- **Challenge**
Where a line of the material contains the string "model", copy that line.

+++++

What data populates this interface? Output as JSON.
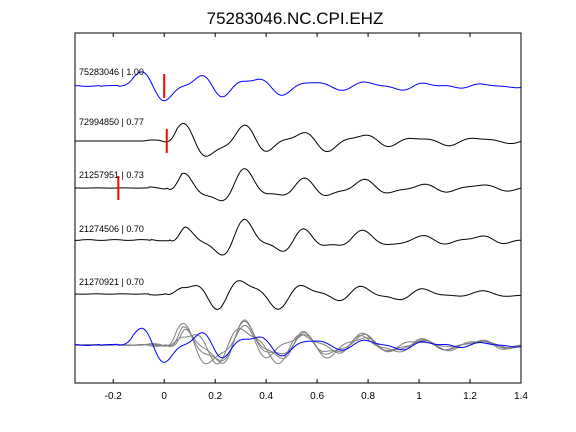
{
  "chart_data": {
    "type": "line",
    "title": "75283046.NC.CPI.EHZ",
    "xlabel": "",
    "ylabel": "",
    "xlim": [
      -0.35,
      1.4
    ],
    "x_ticks": [
      -0.2,
      0,
      0.2,
      0.4,
      0.6,
      0.8,
      1,
      1.2,
      1.4
    ],
    "x_tick_labels": [
      "-0.2",
      "0",
      "0.2",
      "0.4",
      "0.6",
      "0.8",
      "1",
      "1.2",
      "1.4"
    ],
    "grid": false,
    "legend": "none",
    "colors": {
      "reference": "#0000ff",
      "trace": "#000000",
      "overlay": "#808080",
      "pick": "#ff0000"
    },
    "series": [
      {
        "name": "75283046 | 1.00",
        "color": "#0000ff",
        "pick_time": 0.0,
        "wave": {
          "amp": 11,
          "f": 4.4,
          "d": -0.2,
          "noise": 0.3,
          "seed": 1.3
        }
      },
      {
        "name": "72994850 | 0.77",
        "color": "#000000",
        "pick_time": 0.01,
        "wave": {
          "amp": 13,
          "f": 4.3,
          "d": -0.03,
          "noise": 0.0,
          "seed": 2.1
        }
      },
      {
        "name": "21257951 | 0.73",
        "color": "#000000",
        "pick_time": -0.18,
        "wave": {
          "amp": 13,
          "f": 4.35,
          "d": -0.01,
          "noise": 0.05,
          "seed": 3.7
        }
      },
      {
        "name": "21274506 | 0.70",
        "color": "#000000",
        "pick_time": null,
        "wave": {
          "amp": 14,
          "f": 4.4,
          "d": 0.0,
          "noise": 0.25,
          "seed": 4.4
        }
      },
      {
        "name": "21270921 | 0.70",
        "color": "#000000",
        "pick_time": null,
        "wave": {
          "amp": 13,
          "f": 4.3,
          "d": -0.01,
          "noise": 0.1,
          "seed": 5.9
        }
      }
    ]
  }
}
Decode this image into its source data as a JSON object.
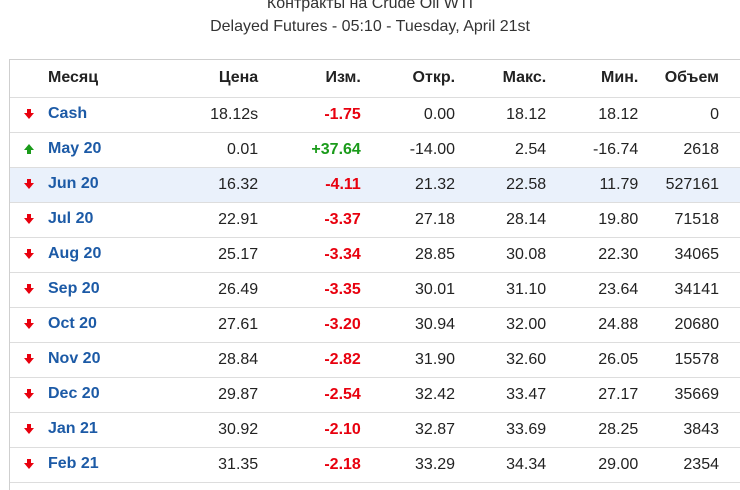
{
  "header": {
    "title": "Контракты на Crude Oil WTI",
    "subtitle": "Delayed Futures - 05:10 - Tuesday, April 21st"
  },
  "columns": {
    "month": "Месяц",
    "price": "Цена",
    "change": "Изм.",
    "open": "Откр.",
    "high": "Макс.",
    "low": "Мин.",
    "volume": "Объем"
  },
  "colors": {
    "up": "#1a9b1a",
    "down": "#e8000e",
    "link": "#1c5aa6",
    "highlight_row": "#eaf1fb"
  },
  "rows": [
    {
      "month": "Cash",
      "direction": "down",
      "price": "18.12s",
      "change": "-1.75",
      "open": "0.00",
      "high": "18.12",
      "low": "18.12",
      "volume": "0"
    },
    {
      "month": "May 20",
      "direction": "up",
      "price": "0.01",
      "change": "+37.64",
      "open": "-14.00",
      "high": "2.54",
      "low": "-16.74",
      "volume": "2618"
    },
    {
      "month": "Jun 20",
      "direction": "down",
      "price": "16.32",
      "change": "-4.11",
      "open": "21.32",
      "high": "22.58",
      "low": "11.79",
      "volume": "527161",
      "highlighted": true
    },
    {
      "month": "Jul 20",
      "direction": "down",
      "price": "22.91",
      "change": "-3.37",
      "open": "27.18",
      "high": "28.14",
      "low": "19.80",
      "volume": "71518"
    },
    {
      "month": "Aug 20",
      "direction": "down",
      "price": "25.17",
      "change": "-3.34",
      "open": "28.85",
      "high": "30.08",
      "low": "22.30",
      "volume": "34065"
    },
    {
      "month": "Sep 20",
      "direction": "down",
      "price": "26.49",
      "change": "-3.35",
      "open": "30.01",
      "high": "31.10",
      "low": "23.64",
      "volume": "34141"
    },
    {
      "month": "Oct 20",
      "direction": "down",
      "price": "27.61",
      "change": "-3.20",
      "open": "30.94",
      "high": "32.00",
      "low": "24.88",
      "volume": "20680"
    },
    {
      "month": "Nov 20",
      "direction": "down",
      "price": "28.84",
      "change": "-2.82",
      "open": "31.90",
      "high": "32.60",
      "low": "26.05",
      "volume": "15578"
    },
    {
      "month": "Dec 20",
      "direction": "down",
      "price": "29.87",
      "change": "-2.54",
      "open": "32.42",
      "high": "33.47",
      "low": "27.17",
      "volume": "35669"
    },
    {
      "month": "Jan 21",
      "direction": "down",
      "price": "30.92",
      "change": "-2.10",
      "open": "32.87",
      "high": "33.69",
      "low": "28.25",
      "volume": "3843"
    },
    {
      "month": "Feb 21",
      "direction": "down",
      "price": "31.35",
      "change": "-2.18",
      "open": "33.29",
      "high": "34.34",
      "low": "29.00",
      "volume": "2354"
    }
  ]
}
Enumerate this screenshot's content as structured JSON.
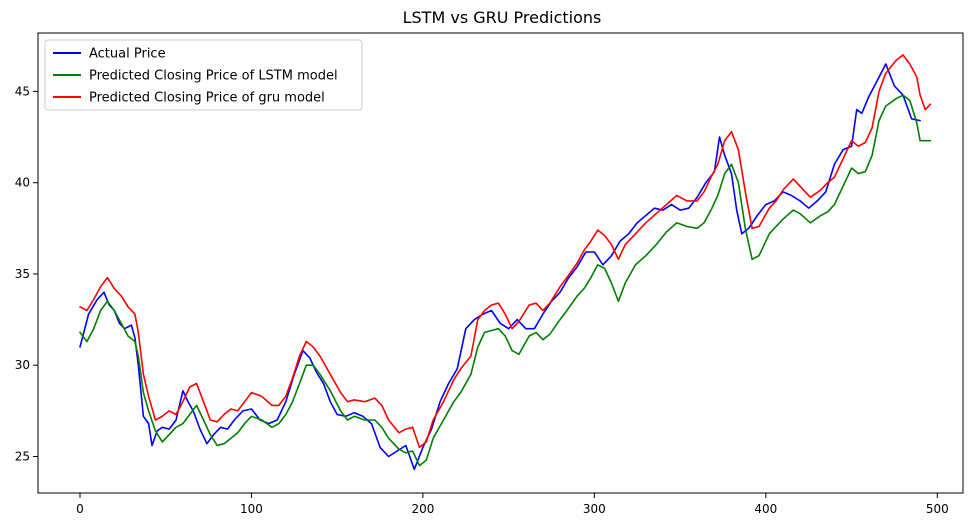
{
  "chart_data": {
    "type": "line",
    "title": "LSTM vs GRU Predictions",
    "xlabel": "",
    "ylabel": "",
    "xlim": [
      -24.5,
      515
    ],
    "ylim": [
      23.0,
      48.2
    ],
    "x_ticks": [
      0,
      100,
      200,
      300,
      400,
      500
    ],
    "x_tick_labels": [
      "0",
      "100",
      "200",
      "300",
      "400",
      "500"
    ],
    "y_ticks": [
      25,
      30,
      35,
      40,
      45
    ],
    "y_tick_labels": [
      "25",
      "30",
      "35",
      "40",
      "45"
    ],
    "grid": false,
    "legend_position": "top-left",
    "series": [
      {
        "name": "Actual Price",
        "color": "#0000ff",
        "x": [
          0,
          5,
          10,
          14,
          17,
          20,
          23,
          26,
          30,
          32,
          34,
          37,
          40,
          42,
          45,
          48,
          52,
          56,
          60,
          63,
          66,
          70,
          74,
          78,
          82,
          86,
          90,
          95,
          100,
          105,
          110,
          115,
          120,
          125,
          130,
          134,
          138,
          142,
          146,
          150,
          155,
          160,
          165,
          170,
          175,
          180,
          185,
          190,
          195,
          200,
          205,
          210,
          215,
          220,
          225,
          230,
          235,
          240,
          245,
          250,
          255,
          260,
          265,
          270,
          275,
          280,
          285,
          290,
          295,
          300,
          305,
          310,
          315,
          320,
          325,
          330,
          335,
          340,
          345,
          350,
          355,
          360,
          365,
          370,
          373,
          376,
          380,
          383,
          386,
          390,
          395,
          400,
          405,
          410,
          415,
          420,
          425,
          430,
          435,
          440,
          445,
          450,
          453,
          456,
          460,
          465,
          470,
          475,
          480,
          485,
          490
        ],
        "values": [
          31.0,
          32.8,
          33.6,
          34.0,
          33.3,
          33.0,
          32.3,
          32.0,
          32.2,
          31.5,
          30.0,
          27.2,
          26.8,
          25.6,
          26.4,
          26.6,
          26.5,
          27.0,
          28.6,
          28.0,
          27.5,
          26.5,
          25.7,
          26.2,
          26.6,
          26.5,
          27.0,
          27.5,
          27.6,
          27.0,
          26.8,
          27.0,
          28.0,
          29.5,
          30.8,
          30.4,
          29.6,
          29.0,
          28.0,
          27.3,
          27.2,
          27.4,
          27.2,
          26.8,
          25.5,
          25.0,
          25.3,
          25.6,
          24.3,
          25.5,
          26.5,
          28.0,
          29.0,
          29.8,
          32.0,
          32.5,
          32.8,
          33.0,
          32.3,
          32.0,
          32.5,
          32.0,
          32.0,
          32.8,
          33.5,
          34.0,
          34.8,
          35.4,
          36.2,
          36.2,
          35.5,
          36.0,
          36.8,
          37.2,
          37.8,
          38.2,
          38.6,
          38.5,
          38.8,
          38.5,
          38.6,
          39.2,
          40.0,
          40.6,
          42.5,
          41.5,
          40.5,
          38.5,
          37.2,
          37.5,
          38.2,
          38.8,
          39.0,
          39.5,
          39.3,
          39.0,
          38.6,
          39.0,
          39.5,
          41.0,
          41.8,
          42.0,
          44.0,
          43.8,
          44.7,
          45.6,
          46.5,
          45.3,
          44.8,
          43.5,
          43.4
        ]
      },
      {
        "name": "Predicted Closing Price of LSTM model",
        "color": "#008000",
        "x": [
          0,
          4,
          8,
          12,
          16,
          20,
          24,
          28,
          32,
          34,
          37,
          40,
          44,
          48,
          52,
          56,
          60,
          64,
          68,
          72,
          76,
          80,
          84,
          88,
          92,
          96,
          100,
          106,
          112,
          116,
          120,
          124,
          128,
          132,
          136,
          140,
          146,
          152,
          156,
          160,
          166,
          172,
          176,
          180,
          186,
          190,
          194,
          198,
          202,
          206,
          212,
          218,
          222,
          228,
          232,
          236,
          240,
          244,
          248,
          252,
          256,
          262,
          266,
          270,
          274,
          280,
          284,
          290,
          294,
          298,
          302,
          306,
          310,
          314,
          318,
          324,
          330,
          336,
          342,
          348,
          354,
          360,
          364,
          368,
          372,
          376,
          380,
          384,
          388,
          392,
          396,
          402,
          406,
          410,
          416,
          420,
          426,
          432,
          436,
          440,
          446,
          450,
          454,
          458,
          462,
          466,
          470,
          476,
          480,
          484,
          488,
          490
        ],
        "values": [
          31.8,
          31.3,
          32.0,
          33.0,
          33.5,
          33.0,
          32.3,
          31.6,
          31.3,
          30.5,
          28.5,
          27.5,
          26.4,
          25.8,
          26.2,
          26.6,
          26.8,
          27.3,
          27.8,
          27.0,
          26.2,
          25.6,
          25.7,
          26.0,
          26.3,
          26.8,
          27.2,
          27.0,
          26.6,
          26.8,
          27.3,
          28.0,
          29.0,
          30.0,
          30.0,
          29.5,
          28.6,
          27.5,
          27.0,
          27.2,
          27.0,
          27.0,
          26.6,
          26.0,
          25.4,
          25.2,
          25.3,
          24.5,
          24.8,
          26.0,
          27.0,
          28.0,
          28.5,
          29.5,
          31.0,
          31.8,
          31.9,
          32.0,
          31.6,
          30.8,
          30.6,
          31.6,
          31.8,
          31.4,
          31.7,
          32.5,
          33.0,
          33.8,
          34.2,
          34.8,
          35.5,
          35.3,
          34.5,
          33.5,
          34.5,
          35.5,
          36.0,
          36.6,
          37.3,
          37.8,
          37.6,
          37.5,
          37.8,
          38.5,
          39.3,
          40.5,
          41.0,
          40.0,
          37.5,
          35.8,
          36.0,
          37.2,
          37.6,
          38.0,
          38.5,
          38.3,
          37.8,
          38.2,
          38.4,
          38.8,
          40.0,
          40.8,
          40.5,
          40.6,
          41.5,
          43.4,
          44.2,
          44.6,
          44.8,
          44.5,
          43.3,
          42.3
        ],
        "extra_x": [
          496
        ],
        "extra_values": [
          42.3
        ]
      },
      {
        "name": "Predicted Closing Price of gru model",
        "color": "#ff0000",
        "x": [
          0,
          4,
          8,
          12,
          16,
          20,
          24,
          28,
          32,
          34,
          37,
          40,
          44,
          48,
          52,
          56,
          60,
          64,
          68,
          72,
          76,
          80,
          84,
          88,
          92,
          96,
          100,
          106,
          112,
          116,
          120,
          124,
          128,
          132,
          136,
          140,
          146,
          152,
          156,
          160,
          166,
          172,
          176,
          180,
          186,
          190,
          194,
          198,
          202,
          206,
          212,
          218,
          222,
          228,
          232,
          236,
          240,
          244,
          248,
          252,
          256,
          262,
          266,
          270,
          274,
          280,
          284,
          290,
          294,
          298,
          302,
          306,
          310,
          314,
          318,
          324,
          330,
          336,
          342,
          348,
          354,
          360,
          364,
          368,
          372,
          376,
          380,
          384,
          388,
          392,
          396,
          402,
          406,
          410,
          416,
          420,
          426,
          432,
          436,
          440,
          446,
          450,
          454,
          458,
          462,
          466,
          470,
          476,
          480,
          484,
          488,
          490
        ],
        "values": [
          33.2,
          33.0,
          33.6,
          34.3,
          34.8,
          34.2,
          33.8,
          33.2,
          32.8,
          31.8,
          29.5,
          28.3,
          27.0,
          27.2,
          27.5,
          27.3,
          28.0,
          28.8,
          29.0,
          28.0,
          27.0,
          26.9,
          27.3,
          27.6,
          27.5,
          28.0,
          28.5,
          28.3,
          27.8,
          27.8,
          28.3,
          29.3,
          30.5,
          31.3,
          31.0,
          30.5,
          29.5,
          28.5,
          28.0,
          28.1,
          28.0,
          28.2,
          27.8,
          27.0,
          26.3,
          26.5,
          26.6,
          25.5,
          25.8,
          27.0,
          28.0,
          29.2,
          29.8,
          30.5,
          32.5,
          33.0,
          33.3,
          33.4,
          32.8,
          32.0,
          32.4,
          33.3,
          33.4,
          33.0,
          33.4,
          34.3,
          34.8,
          35.6,
          36.3,
          36.8,
          37.4,
          37.1,
          36.6,
          35.8,
          36.6,
          37.2,
          37.8,
          38.3,
          38.8,
          39.3,
          39.0,
          39.0,
          39.5,
          40.3,
          41.0,
          42.3,
          42.8,
          41.8,
          39.5,
          37.5,
          37.6,
          38.6,
          39.0,
          39.6,
          40.2,
          39.8,
          39.2,
          39.6,
          40.0,
          40.3,
          41.5,
          42.3,
          42.0,
          42.2,
          43.0,
          45.0,
          46.0,
          46.7,
          47.0,
          46.5,
          45.8,
          44.8
        ],
        "extra_x": [
          493,
          496
        ],
        "extra_values": [
          44.0,
          44.3
        ]
      }
    ]
  }
}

+++++

- **Result of the task**
        "name": "Predicted Closing Price of LSTM model",
        "name": "Predicted Closing Price of gru model",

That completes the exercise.